**WHAT TO PRODUCE:**
Transcribe the data in full and exactly, omitting any pictures.

**DATA PROVIDED:**

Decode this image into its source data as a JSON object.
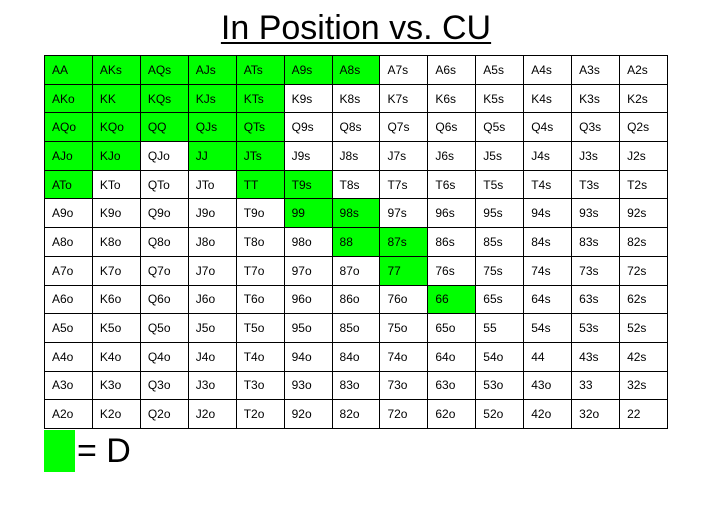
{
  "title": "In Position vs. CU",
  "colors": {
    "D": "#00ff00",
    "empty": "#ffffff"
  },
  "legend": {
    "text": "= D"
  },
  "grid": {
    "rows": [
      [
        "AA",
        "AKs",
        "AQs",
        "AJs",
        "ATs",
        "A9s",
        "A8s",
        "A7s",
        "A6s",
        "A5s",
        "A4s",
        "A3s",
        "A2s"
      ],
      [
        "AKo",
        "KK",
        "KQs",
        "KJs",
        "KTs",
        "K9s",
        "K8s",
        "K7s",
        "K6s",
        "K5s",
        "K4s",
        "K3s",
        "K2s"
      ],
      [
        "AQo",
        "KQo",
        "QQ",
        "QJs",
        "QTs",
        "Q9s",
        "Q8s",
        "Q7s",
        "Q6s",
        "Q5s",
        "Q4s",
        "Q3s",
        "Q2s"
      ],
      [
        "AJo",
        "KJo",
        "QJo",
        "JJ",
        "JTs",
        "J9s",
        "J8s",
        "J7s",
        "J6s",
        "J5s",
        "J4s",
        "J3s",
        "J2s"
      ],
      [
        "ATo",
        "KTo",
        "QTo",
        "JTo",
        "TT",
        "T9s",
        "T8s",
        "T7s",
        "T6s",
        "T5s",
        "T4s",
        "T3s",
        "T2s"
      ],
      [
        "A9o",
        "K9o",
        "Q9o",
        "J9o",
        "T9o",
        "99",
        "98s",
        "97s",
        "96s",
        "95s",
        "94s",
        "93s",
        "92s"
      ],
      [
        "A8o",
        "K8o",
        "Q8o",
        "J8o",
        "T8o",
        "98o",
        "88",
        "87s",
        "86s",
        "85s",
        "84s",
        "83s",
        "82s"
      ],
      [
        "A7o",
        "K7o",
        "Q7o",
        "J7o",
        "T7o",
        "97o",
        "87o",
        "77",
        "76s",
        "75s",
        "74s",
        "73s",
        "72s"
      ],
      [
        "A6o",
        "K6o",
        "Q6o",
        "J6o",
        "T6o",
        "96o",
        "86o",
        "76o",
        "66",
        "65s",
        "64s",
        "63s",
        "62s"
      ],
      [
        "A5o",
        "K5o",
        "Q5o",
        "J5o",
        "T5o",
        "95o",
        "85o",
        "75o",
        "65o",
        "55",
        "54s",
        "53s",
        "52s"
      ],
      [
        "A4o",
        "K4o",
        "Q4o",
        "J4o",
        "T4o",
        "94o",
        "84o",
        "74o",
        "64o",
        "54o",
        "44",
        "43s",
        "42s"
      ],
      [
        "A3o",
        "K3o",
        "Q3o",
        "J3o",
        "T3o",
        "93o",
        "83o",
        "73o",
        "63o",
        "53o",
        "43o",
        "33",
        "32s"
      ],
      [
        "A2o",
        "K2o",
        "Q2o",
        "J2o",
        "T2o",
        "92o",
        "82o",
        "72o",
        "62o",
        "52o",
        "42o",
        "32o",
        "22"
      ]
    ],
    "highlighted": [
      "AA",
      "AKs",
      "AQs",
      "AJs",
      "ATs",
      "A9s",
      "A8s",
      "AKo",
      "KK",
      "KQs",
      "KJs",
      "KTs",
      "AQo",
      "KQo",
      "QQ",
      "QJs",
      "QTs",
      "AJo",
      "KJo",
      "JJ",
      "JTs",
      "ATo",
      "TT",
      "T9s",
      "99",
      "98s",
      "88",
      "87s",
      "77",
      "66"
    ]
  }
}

**EXERCISE SOLUTION:**
Decode this image into its source data as a JSON object.
{
  "title": "In Position vs. CU",
  "colors": {
    "D": "#00ff00",
    "empty": "#ffffff"
  },
  "legend": {
    "text": "= D"
  },
  "grid": {
    "rows": [
      [
        "AA",
        "AKs",
        "AQs",
        "AJs",
        "ATs",
        "A9s",
        "A8s",
        "A7s",
        "A6s",
        "A5s",
        "A4s",
        "A3s",
        "A2s"
      ],
      [
        "AKo",
        "KK",
        "KQs",
        "KJs",
        "KTs",
        "K9s",
        "K8s",
        "K7s",
        "K6s",
        "K5s",
        "K4s",
        "K3s",
        "K2s"
      ],
      [
        "AQo",
        "KQo",
        "QQ",
        "QJs",
        "QTs",
        "Q9s",
        "Q8s",
        "Q7s",
        "Q6s",
        "Q5s",
        "Q4s",
        "Q3s",
        "Q2s"
      ],
      [
        "AJo",
        "KJo",
        "QJo",
        "JJ",
        "JTs",
        "J9s",
        "J8s",
        "J7s",
        "J6s",
        "J5s",
        "J4s",
        "J3s",
        "J2s"
      ],
      [
        "ATo",
        "KTo",
        "QTo",
        "JTo",
        "TT",
        "T9s",
        "T8s",
        "T7s",
        "T6s",
        "T5s",
        "T4s",
        "T3s",
        "T2s"
      ],
      [
        "A9o",
        "K9o",
        "Q9o",
        "J9o",
        "T9o",
        "99",
        "98s",
        "97s",
        "96s",
        "95s",
        "94s",
        "93s",
        "92s"
      ],
      [
        "A8o",
        "K8o",
        "Q8o",
        "J8o",
        "T8o",
        "98o",
        "88",
        "87s",
        "86s",
        "85s",
        "84s",
        "83s",
        "82s"
      ],
      [
        "A7o",
        "K7o",
        "Q7o",
        "J7o",
        "T7o",
        "97o",
        "87o",
        "77",
        "76s",
        "75s",
        "74s",
        "73s",
        "72s"
      ],
      [
        "A6o",
        "K6o",
        "Q6o",
        "J6o",
        "T6o",
        "96o",
        "86o",
        "76o",
        "66",
        "65s",
        "64s",
        "63s",
        "62s"
      ],
      [
        "A5o",
        "K5o",
        "Q5o",
        "J5o",
        "T5o",
        "95o",
        "85o",
        "75o",
        "65o",
        "55",
        "54s",
        "53s",
        "52s"
      ],
      [
        "A4o",
        "K4o",
        "Q4o",
        "J4o",
        "T4o",
        "94o",
        "84o",
        "74o",
        "64o",
        "54o",
        "44",
        "43s",
        "42s"
      ],
      [
        "A3o",
        "K3o",
        "Q3o",
        "J3o",
        "T3o",
        "93o",
        "83o",
        "73o",
        "63o",
        "53o",
        "43o",
        "33",
        "32s"
      ],
      [
        "A2o",
        "K2o",
        "Q2o",
        "J2o",
        "T2o",
        "92o",
        "82o",
        "72o",
        "62o",
        "52o",
        "42o",
        "32o",
        "22"
      ]
    ],
    "highlighted": [
      "AA",
      "AKs",
      "AQs",
      "AJs",
      "ATs",
      "A9s",
      "A8s",
      "AKo",
      "KK",
      "KQs",
      "KJs",
      "KTs",
      "AQo",
      "KQo",
      "QQ",
      "QJs",
      "QTs",
      "AJo",
      "KJo",
      "JJ",
      "JTs",
      "ATo",
      "TT",
      "T9s",
      "99",
      "98s",
      "88",
      "87s",
      "77",
      "66"
    ]
  }
}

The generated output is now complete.